## start Data supplied

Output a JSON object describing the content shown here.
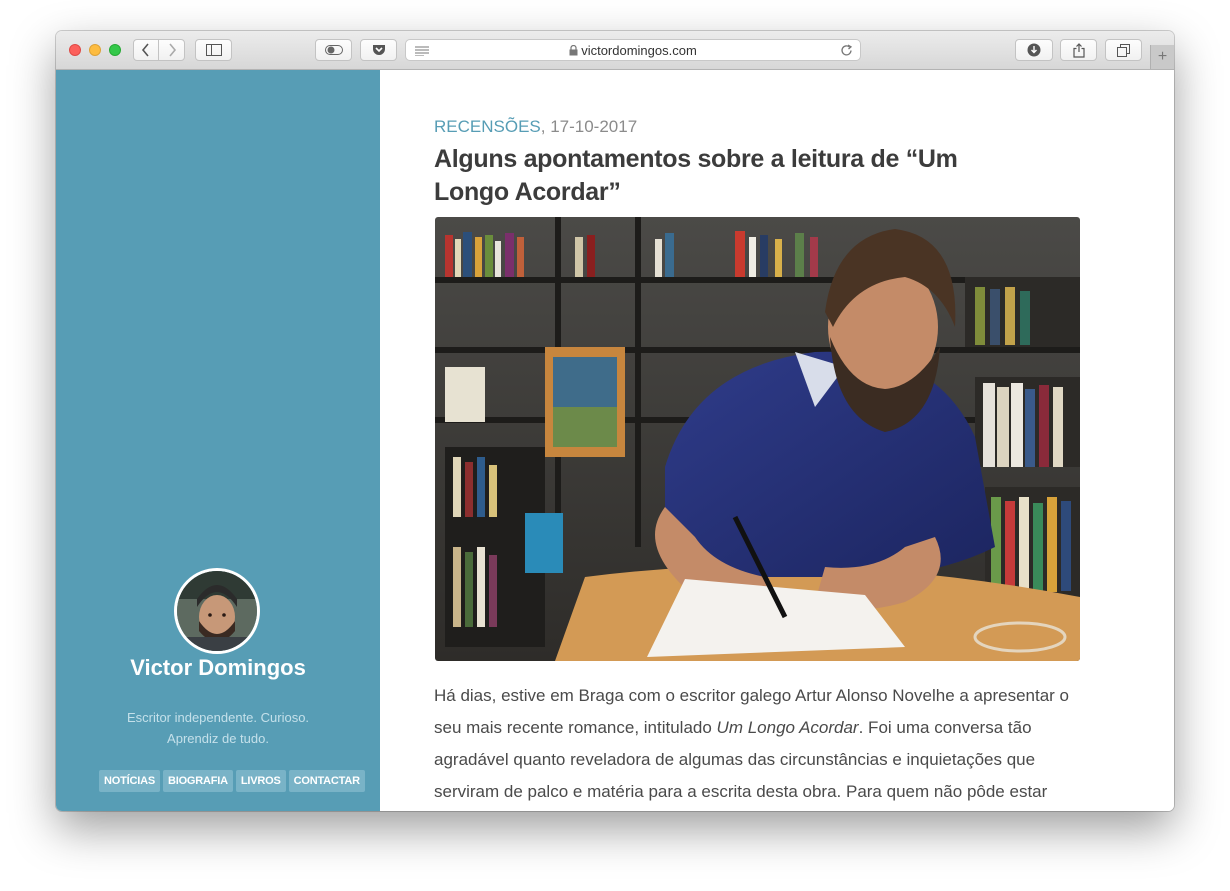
{
  "browser": {
    "url": "victordomingos.com"
  },
  "sidebar": {
    "site_name": "Victor Domingos",
    "tagline_line1": "Escritor independente. Curioso.",
    "tagline_line2": "Aprendiz de tudo.",
    "nav": [
      "NOTÍCIAS",
      "BIOGRAFIA",
      "LIVROS",
      "CONTACTAR"
    ]
  },
  "post": {
    "category": "RECENSÕES",
    "date": ", 17-10-2017",
    "title": "Alguns apontamentos sobre a leitura de “Um Longo Acordar”",
    "body_before": "Há dias, estive em Braga com o escritor galego Artur Alonso Novelhe a apresentar o seu mais recente romance, intitulado ",
    "body_book": "Um Longo Acordar",
    "body_after": ". Foi uma conversa tão agradável quanto reveladora de algumas das circunstâncias e inquietações que serviram de palco e matéria para a escrita desta obra. Para quem não pôde estar"
  },
  "colors": {
    "sidebar_bg": "#579db5",
    "accent": "#579db5",
    "title_text": "#3c3c3c"
  }
}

## end Data supplied

| Work instructions |
Omit every picture, and otherwise quote the entries exactly.

| Output of the exercise |
Output a JSON object describing the content shown here.
{
  "browser": {
    "url": "victordomingos.com"
  },
  "sidebar": {
    "site_name": "Victor Domingos",
    "tagline_line1": "Escritor independente. Curioso.",
    "tagline_line2": "Aprendiz de tudo.",
    "nav": [
      "NOTÍCIAS",
      "BIOGRAFIA",
      "LIVROS",
      "CONTACTAR"
    ]
  },
  "post": {
    "category": "RECENSÕES",
    "date": ", 17-10-2017",
    "title": "Alguns apontamentos sobre a leitura de “Um Longo Acordar”",
    "body_before": "Há dias, estive em Braga com o escritor galego Artur Alonso Novelhe a apresentar o seu mais recente romance, intitulado ",
    "body_book": "Um Longo Acordar",
    "body_after": ". Foi uma conversa tão agradável quanto reveladora de algumas das circunstâncias e inquietações que serviram de palco e matéria para a escrita desta obra. Para quem não pôde estar"
  },
  "colors": {
    "sidebar_bg": "#579db5",
    "accent": "#579db5",
    "title_text": "#3c3c3c"
  }
}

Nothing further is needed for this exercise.